◆ Rows ◆
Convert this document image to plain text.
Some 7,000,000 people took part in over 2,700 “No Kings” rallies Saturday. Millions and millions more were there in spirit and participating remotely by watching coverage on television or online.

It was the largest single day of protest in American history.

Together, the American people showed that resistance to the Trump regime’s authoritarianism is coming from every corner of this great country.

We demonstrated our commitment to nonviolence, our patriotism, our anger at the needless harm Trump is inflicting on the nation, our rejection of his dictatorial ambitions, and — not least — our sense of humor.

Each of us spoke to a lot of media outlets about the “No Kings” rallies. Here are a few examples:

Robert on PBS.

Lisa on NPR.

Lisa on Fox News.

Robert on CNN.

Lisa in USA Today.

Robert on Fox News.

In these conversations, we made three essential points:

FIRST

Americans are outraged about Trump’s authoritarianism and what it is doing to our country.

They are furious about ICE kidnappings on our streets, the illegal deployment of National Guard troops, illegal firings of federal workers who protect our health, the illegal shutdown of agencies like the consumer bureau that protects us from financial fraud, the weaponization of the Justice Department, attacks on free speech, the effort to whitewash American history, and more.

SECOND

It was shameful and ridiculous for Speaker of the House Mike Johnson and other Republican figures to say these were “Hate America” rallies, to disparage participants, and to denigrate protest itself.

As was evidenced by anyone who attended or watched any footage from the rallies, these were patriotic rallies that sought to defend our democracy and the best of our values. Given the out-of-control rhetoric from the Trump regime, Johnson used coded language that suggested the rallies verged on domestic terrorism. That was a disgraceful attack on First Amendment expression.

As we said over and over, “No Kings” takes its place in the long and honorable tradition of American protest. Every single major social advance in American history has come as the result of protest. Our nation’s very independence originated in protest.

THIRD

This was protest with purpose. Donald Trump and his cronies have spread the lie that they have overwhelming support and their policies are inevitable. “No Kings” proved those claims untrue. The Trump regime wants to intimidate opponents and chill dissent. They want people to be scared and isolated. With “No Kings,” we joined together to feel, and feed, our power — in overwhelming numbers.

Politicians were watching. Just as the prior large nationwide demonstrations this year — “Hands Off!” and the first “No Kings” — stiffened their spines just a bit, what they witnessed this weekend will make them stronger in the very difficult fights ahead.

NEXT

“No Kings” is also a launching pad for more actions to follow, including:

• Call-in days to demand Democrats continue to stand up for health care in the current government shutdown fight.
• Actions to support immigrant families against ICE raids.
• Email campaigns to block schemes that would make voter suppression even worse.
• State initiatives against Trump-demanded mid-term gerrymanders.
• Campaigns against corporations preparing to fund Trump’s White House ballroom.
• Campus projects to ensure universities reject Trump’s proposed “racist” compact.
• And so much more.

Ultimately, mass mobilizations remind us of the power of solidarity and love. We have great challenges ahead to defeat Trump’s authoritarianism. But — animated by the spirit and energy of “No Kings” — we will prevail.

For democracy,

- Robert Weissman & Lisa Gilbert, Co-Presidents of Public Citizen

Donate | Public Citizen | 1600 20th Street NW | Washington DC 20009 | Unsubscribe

◆ Task objective ◆
Using the data above, copy each line that contains "spirit".

◆ In response ◆
Some 7,000,000 people took part in over 2,700 “No Kings” rallies Saturday. Millions and millions more were there in spirit and participating remotely by watching coverage on television or online.
Ultimately, mass mobilizations remind us of the power of solidarity and love. We have great challenges ahead to defeat Trump’s authoritarianism. But — animated by the spirit and energy of “No Kings” — we will prevail.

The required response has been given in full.